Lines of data
===

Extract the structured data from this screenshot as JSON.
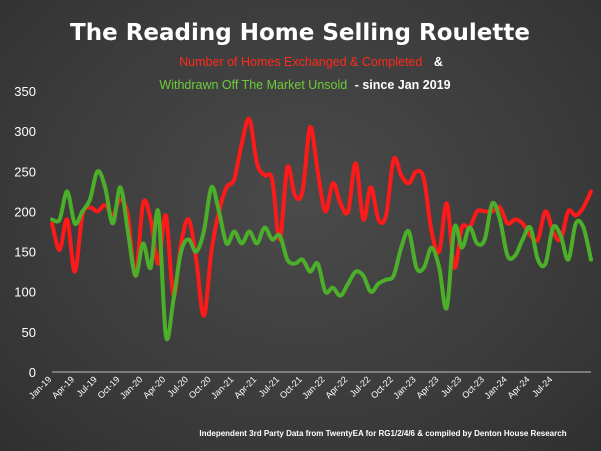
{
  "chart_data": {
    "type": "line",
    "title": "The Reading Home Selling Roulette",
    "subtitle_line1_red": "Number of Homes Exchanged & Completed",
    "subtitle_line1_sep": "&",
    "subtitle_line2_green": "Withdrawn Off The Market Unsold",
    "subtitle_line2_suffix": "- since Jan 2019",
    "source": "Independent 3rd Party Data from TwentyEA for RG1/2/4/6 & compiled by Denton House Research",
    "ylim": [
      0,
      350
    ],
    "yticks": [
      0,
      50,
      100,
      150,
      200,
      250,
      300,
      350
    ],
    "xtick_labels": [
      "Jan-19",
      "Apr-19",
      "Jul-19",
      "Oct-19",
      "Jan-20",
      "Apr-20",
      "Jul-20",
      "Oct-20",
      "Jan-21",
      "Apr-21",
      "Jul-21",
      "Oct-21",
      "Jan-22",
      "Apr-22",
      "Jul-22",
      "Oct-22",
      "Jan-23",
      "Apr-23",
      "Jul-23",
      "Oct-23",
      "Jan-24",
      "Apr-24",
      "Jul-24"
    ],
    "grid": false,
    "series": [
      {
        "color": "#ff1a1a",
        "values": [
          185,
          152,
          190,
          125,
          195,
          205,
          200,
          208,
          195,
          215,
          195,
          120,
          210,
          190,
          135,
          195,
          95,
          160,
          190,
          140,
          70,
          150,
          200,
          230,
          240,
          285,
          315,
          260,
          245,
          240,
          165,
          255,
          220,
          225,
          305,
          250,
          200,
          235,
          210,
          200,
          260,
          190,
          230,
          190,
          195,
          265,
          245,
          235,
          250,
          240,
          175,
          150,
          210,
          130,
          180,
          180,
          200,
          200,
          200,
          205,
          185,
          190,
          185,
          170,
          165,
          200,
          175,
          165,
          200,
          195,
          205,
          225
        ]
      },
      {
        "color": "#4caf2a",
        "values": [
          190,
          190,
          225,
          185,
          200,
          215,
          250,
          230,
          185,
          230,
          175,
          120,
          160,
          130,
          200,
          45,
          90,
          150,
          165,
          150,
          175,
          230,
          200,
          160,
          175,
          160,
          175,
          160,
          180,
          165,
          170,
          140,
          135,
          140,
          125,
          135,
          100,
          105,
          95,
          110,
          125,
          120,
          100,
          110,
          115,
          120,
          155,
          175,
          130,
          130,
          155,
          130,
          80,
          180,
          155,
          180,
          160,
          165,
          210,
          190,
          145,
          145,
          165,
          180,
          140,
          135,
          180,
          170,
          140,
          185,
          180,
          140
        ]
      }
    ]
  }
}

===

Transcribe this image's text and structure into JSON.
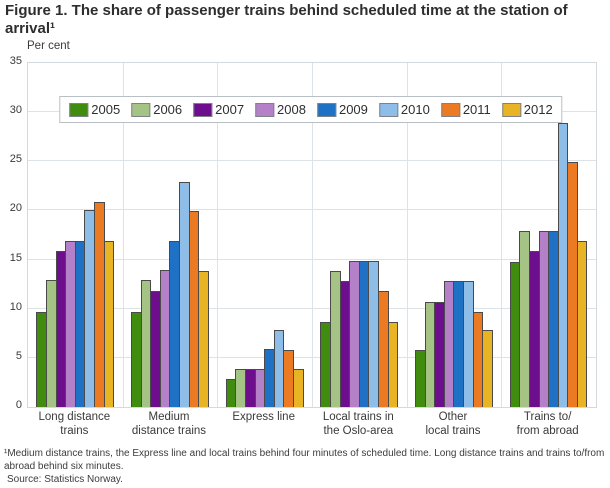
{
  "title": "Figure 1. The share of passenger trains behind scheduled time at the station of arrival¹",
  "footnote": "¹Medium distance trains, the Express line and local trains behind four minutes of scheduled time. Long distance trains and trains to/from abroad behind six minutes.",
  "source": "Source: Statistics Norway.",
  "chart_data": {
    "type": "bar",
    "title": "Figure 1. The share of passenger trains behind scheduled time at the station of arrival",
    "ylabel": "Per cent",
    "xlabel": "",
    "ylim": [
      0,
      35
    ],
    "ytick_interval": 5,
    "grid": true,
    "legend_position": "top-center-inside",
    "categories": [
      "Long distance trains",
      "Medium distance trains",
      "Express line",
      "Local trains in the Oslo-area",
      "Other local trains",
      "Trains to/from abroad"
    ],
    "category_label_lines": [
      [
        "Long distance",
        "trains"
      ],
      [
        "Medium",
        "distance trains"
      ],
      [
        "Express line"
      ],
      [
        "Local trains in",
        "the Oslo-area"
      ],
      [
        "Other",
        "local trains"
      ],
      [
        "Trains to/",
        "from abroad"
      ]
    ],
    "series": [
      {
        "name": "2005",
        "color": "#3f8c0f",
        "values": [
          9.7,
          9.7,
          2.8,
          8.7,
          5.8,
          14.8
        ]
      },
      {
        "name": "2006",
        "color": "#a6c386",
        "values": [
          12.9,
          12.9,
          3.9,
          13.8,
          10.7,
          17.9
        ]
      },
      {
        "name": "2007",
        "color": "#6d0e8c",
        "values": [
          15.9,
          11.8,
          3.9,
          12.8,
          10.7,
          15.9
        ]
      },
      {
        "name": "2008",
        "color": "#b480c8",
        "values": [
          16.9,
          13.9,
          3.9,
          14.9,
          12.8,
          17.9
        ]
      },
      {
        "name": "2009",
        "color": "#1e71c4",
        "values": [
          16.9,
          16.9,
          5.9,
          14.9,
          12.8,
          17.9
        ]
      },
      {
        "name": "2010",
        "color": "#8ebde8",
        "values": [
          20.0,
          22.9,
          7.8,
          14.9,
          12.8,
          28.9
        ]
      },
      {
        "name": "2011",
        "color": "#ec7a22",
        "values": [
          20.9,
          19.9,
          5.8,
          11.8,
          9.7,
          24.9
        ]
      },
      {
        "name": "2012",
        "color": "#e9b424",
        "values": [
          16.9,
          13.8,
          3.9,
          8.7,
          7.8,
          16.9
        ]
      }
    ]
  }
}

===

Required task
Locate the word "this" in the data above. Copy every line carrying it.

Solved exercise
Extract the structured data from this screenshot as JSON.
Transcribe this image's text and structure into JSON.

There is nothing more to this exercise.